• SHORT PROBLEM:
Copy every line of the items below exactly, leaving out the pictures.

• ENTRIES SHOWN:

## START

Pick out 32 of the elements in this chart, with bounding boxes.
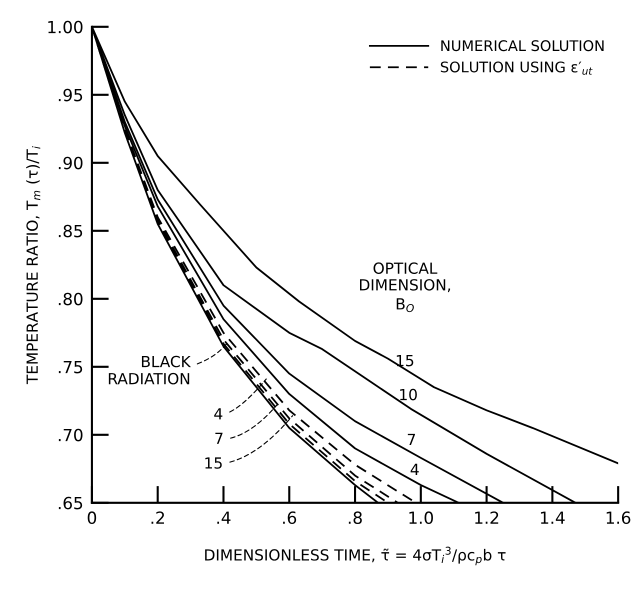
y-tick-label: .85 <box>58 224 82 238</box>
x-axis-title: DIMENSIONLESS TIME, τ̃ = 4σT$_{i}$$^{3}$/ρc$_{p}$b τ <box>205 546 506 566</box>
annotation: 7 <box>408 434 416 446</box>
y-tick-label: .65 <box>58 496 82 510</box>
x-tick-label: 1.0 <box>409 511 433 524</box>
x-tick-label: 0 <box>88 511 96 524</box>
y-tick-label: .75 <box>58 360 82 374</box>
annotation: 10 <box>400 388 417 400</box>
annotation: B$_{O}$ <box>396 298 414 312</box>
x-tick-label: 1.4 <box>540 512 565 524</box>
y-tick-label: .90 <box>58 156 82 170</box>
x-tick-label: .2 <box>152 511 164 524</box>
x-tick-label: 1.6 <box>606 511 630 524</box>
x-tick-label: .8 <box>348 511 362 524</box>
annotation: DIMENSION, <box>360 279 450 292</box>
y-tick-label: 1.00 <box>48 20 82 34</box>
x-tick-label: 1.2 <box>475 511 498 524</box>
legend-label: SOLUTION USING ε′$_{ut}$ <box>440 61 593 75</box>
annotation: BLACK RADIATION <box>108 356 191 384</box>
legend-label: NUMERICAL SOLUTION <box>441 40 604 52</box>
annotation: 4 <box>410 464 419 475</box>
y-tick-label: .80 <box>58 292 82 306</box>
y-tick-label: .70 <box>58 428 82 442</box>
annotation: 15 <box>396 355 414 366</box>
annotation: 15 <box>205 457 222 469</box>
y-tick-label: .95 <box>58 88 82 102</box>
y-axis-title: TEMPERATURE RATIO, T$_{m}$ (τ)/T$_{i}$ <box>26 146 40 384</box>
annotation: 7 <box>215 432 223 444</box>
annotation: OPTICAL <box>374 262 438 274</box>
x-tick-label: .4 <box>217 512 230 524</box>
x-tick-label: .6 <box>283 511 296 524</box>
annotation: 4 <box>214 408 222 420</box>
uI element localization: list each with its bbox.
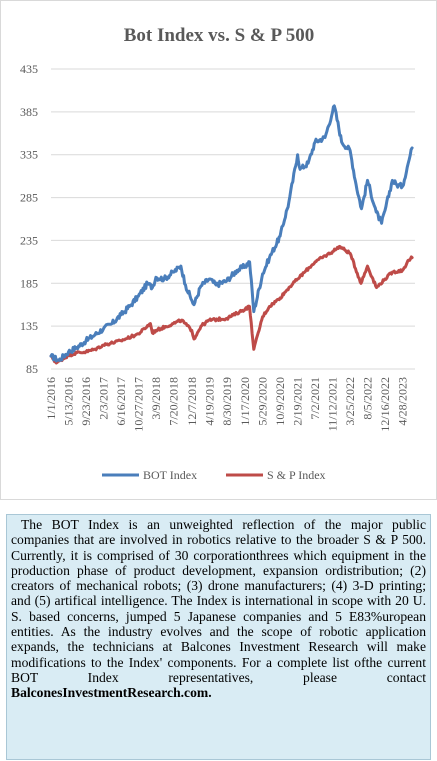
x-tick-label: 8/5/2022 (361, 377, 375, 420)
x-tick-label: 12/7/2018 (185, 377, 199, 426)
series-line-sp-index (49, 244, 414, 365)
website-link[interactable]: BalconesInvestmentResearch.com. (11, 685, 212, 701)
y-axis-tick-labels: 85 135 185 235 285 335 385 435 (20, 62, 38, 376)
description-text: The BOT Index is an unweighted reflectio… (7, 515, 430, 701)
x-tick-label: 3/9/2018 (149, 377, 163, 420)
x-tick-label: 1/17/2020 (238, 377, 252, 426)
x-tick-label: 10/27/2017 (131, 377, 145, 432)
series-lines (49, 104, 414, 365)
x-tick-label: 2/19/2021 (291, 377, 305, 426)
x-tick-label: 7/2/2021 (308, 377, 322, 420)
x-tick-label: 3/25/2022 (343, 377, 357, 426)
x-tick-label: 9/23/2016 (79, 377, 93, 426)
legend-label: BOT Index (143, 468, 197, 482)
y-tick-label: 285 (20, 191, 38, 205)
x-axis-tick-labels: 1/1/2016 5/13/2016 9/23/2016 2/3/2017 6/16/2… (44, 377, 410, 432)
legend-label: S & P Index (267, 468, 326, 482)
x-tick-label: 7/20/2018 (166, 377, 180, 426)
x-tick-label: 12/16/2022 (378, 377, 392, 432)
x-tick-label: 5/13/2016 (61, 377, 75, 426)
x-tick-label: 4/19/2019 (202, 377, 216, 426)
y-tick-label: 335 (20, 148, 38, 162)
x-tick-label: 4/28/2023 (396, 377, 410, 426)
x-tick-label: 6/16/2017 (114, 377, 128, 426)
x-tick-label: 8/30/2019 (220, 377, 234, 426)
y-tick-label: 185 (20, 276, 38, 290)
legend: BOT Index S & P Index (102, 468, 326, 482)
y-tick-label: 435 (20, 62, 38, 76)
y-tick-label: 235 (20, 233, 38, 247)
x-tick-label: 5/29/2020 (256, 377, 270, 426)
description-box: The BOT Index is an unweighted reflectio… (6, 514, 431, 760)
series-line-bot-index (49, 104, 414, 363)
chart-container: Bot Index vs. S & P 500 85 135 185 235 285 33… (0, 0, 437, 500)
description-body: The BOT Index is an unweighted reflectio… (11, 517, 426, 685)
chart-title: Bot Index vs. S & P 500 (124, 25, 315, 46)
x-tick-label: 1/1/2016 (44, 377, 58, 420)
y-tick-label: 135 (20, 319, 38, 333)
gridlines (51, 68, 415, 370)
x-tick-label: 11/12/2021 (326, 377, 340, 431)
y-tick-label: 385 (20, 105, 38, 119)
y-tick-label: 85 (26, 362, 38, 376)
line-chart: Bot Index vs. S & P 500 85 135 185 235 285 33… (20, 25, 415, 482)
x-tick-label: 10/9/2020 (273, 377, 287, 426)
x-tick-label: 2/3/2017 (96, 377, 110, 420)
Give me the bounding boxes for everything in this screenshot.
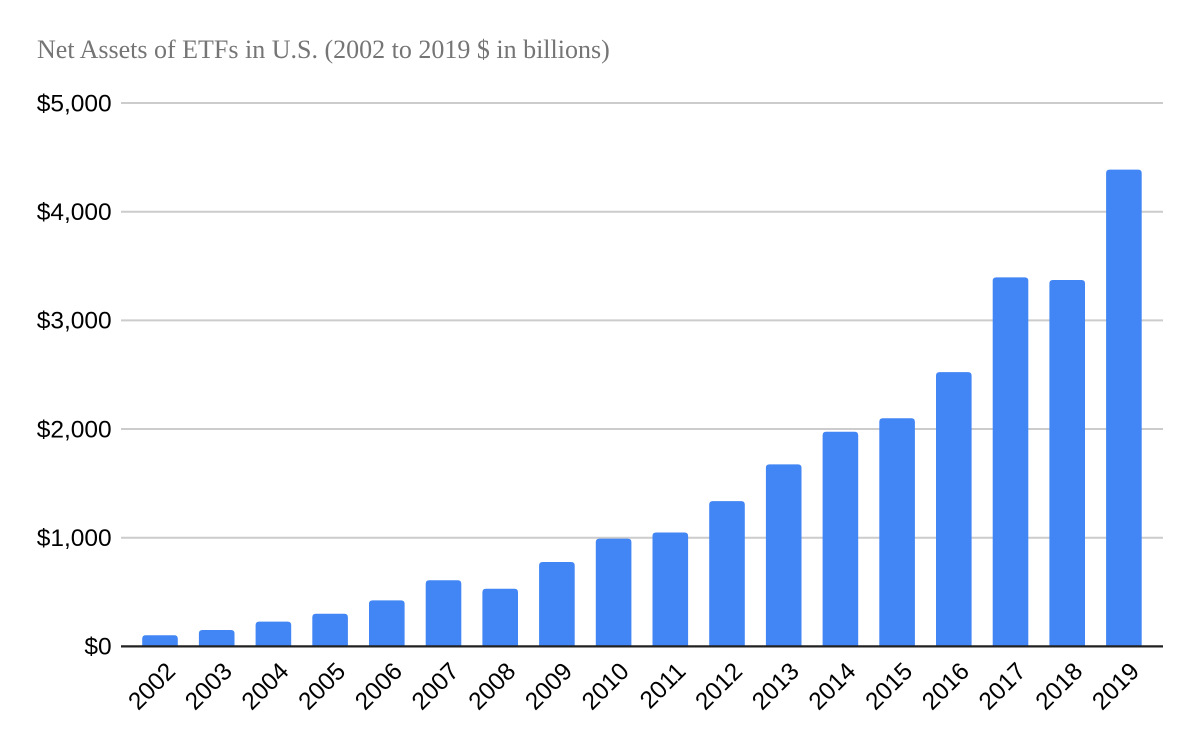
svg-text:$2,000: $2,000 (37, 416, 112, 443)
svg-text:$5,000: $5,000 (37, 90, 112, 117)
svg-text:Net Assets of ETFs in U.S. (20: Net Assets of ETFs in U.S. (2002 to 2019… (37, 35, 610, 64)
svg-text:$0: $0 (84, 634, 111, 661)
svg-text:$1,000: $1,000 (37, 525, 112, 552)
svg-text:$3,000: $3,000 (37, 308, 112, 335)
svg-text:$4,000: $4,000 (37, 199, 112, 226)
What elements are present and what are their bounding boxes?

## END

• SOLUTION TO THIS EXERCISE:
Pick out 32 of the elements in this chart, with bounding boxes.
y-tick-label: .85 <box>58 224 82 238</box>
x-axis-title: DIMENSIONLESS TIME, τ̃ = 4σT$_{i}$$^{3}$/ρc$_{p}$b τ <box>205 546 506 566</box>
annotation: 7 <box>408 434 416 446</box>
y-tick-label: .65 <box>58 496 82 510</box>
x-tick-label: 1.0 <box>409 511 433 524</box>
x-tick-label: 0 <box>88 511 96 524</box>
y-tick-label: .75 <box>58 360 82 374</box>
annotation: 10 <box>400 388 417 400</box>
annotation: B$_{O}$ <box>396 298 414 312</box>
x-tick-label: 1.4 <box>540 512 565 524</box>
y-tick-label: .90 <box>58 156 82 170</box>
x-tick-label: .2 <box>152 511 164 524</box>
x-tick-label: 1.6 <box>606 511 630 524</box>
x-tick-label: .8 <box>348 511 362 524</box>
annotation: DIMENSION, <box>360 279 450 292</box>
y-tick-label: 1.00 <box>48 20 82 34</box>
x-tick-label: 1.2 <box>475 511 498 524</box>
legend-label: SOLUTION USING ε′$_{ut}$ <box>440 61 593 75</box>
annotation: BLACK RADIATION <box>108 356 191 384</box>
legend-label: NUMERICAL SOLUTION <box>441 40 604 52</box>
annotation: 4 <box>410 464 419 475</box>
y-tick-label: .80 <box>58 292 82 306</box>
y-tick-label: .70 <box>58 428 82 442</box>
annotation: 15 <box>396 355 414 366</box>
annotation: 15 <box>205 457 222 469</box>
y-tick-label: .95 <box>58 88 82 102</box>
y-axis-title: TEMPERATURE RATIO, T$_{m}$ (τ)/T$_{i}$ <box>26 146 40 384</box>
annotation: 7 <box>215 432 223 444</box>
annotation: OPTICAL <box>374 262 438 274</box>
x-tick-label: .4 <box>217 512 230 524</box>
x-tick-label: .6 <box>283 511 296 524</box>
annotation: 4 <box>214 408 222 420</box>
uI element localization: list each with its bbox.
x-tick-label: 8/5/2022 (361, 377, 375, 420)
x-tick-label: 12/7/2018 (185, 377, 199, 426)
series-line-sp-index (49, 244, 414, 365)
website-link[interactable]: BalconesInvestmentResearch.com. (11, 685, 212, 701)
y-axis-tick-labels: 85 135 185 235 285 335 385 435 (20, 62, 38, 376)
description-text: The BOT Index is an unweighted reflectio… (7, 515, 430, 701)
x-tick-label: 3/9/2018 (149, 377, 163, 420)
x-tick-label: 1/17/2020 (238, 377, 252, 426)
x-tick-label: 10/27/2017 (131, 377, 145, 432)
series-lines (49, 104, 414, 365)
x-tick-label: 2/19/2021 (291, 377, 305, 426)
x-tick-label: 7/2/2021 (308, 377, 322, 420)
x-tick-label: 3/25/2022 (343, 377, 357, 426)
x-tick-label: 9/23/2016 (79, 377, 93, 426)
legend-label: BOT Index (143, 468, 197, 482)
y-tick-label: 285 (20, 191, 38, 205)
x-axis-tick-labels: 1/1/2016 5/13/2016 9/23/2016 2/3/2017 6/16/2… (44, 377, 410, 432)
legend-label: S & P Index (267, 468, 326, 482)
x-tick-label: 7/20/2018 (166, 377, 180, 426)
x-tick-label: 12/16/2022 (378, 377, 392, 432)
x-tick-label: 5/13/2016 (61, 377, 75, 426)
x-tick-label: 4/19/2019 (202, 377, 216, 426)
y-tick-label: 335 (20, 148, 38, 162)
x-tick-label: 4/28/2023 (396, 377, 410, 426)
x-tick-label: 6/16/2017 (114, 377, 128, 426)
x-tick-label: 8/30/2019 (220, 377, 234, 426)
y-tick-label: 185 (20, 276, 38, 290)
legend: BOT Index S & P Index (102, 468, 326, 482)
y-tick-label: 435 (20, 62, 38, 76)
y-tick-label: 235 (20, 233, 38, 247)
x-tick-label: 5/29/2020 (256, 377, 270, 426)
description-box: The BOT Index is an unweighted reflectio… (6, 514, 431, 760)
series-line-bot-index (49, 104, 414, 363)
chart-container: Bot Index vs. S & P 500 85 135 185 235 285 33… (0, 0, 437, 500)
description-body: The BOT Index is an unweighted reflectio… (11, 517, 426, 685)
chart-title: Bot Index vs. S & P 500 (124, 25, 315, 46)
x-tick-label: 1/1/2016 (44, 377, 58, 420)
y-tick-label: 135 (20, 319, 38, 333)
gridlines (51, 68, 415, 370)
x-tick-label: 11/12/2021 (326, 377, 340, 431)
y-tick-label: 385 (20, 105, 38, 119)
y-tick-label: 85 (26, 362, 38, 376)
line-chart: Bot Index vs. S & P 500 85 135 185 235 285 33… (20, 25, 415, 482)
x-tick-label: 10/9/2020 (273, 377, 287, 426)
x-tick-label: 2/3/2017 (96, 377, 110, 420)
Give me the bounding boxes for everything in this screenshot.
svg-text:$2,000: $2,000 (37, 416, 112, 443)
svg-text:$5,000: $5,000 (37, 90, 112, 117)
svg-text:Net Assets of ETFs in U.S. (20: Net Assets of ETFs in U.S. (2002 to 2019… (37, 35, 610, 64)
svg-text:$0: $0 (84, 634, 111, 661)
svg-text:$1,000: $1,000 (37, 525, 112, 552)
svg-text:$3,000: $3,000 (37, 308, 112, 335)
svg-text:$4,000: $4,000 (37, 199, 112, 226)
What elements are present and what are their bounding boxes?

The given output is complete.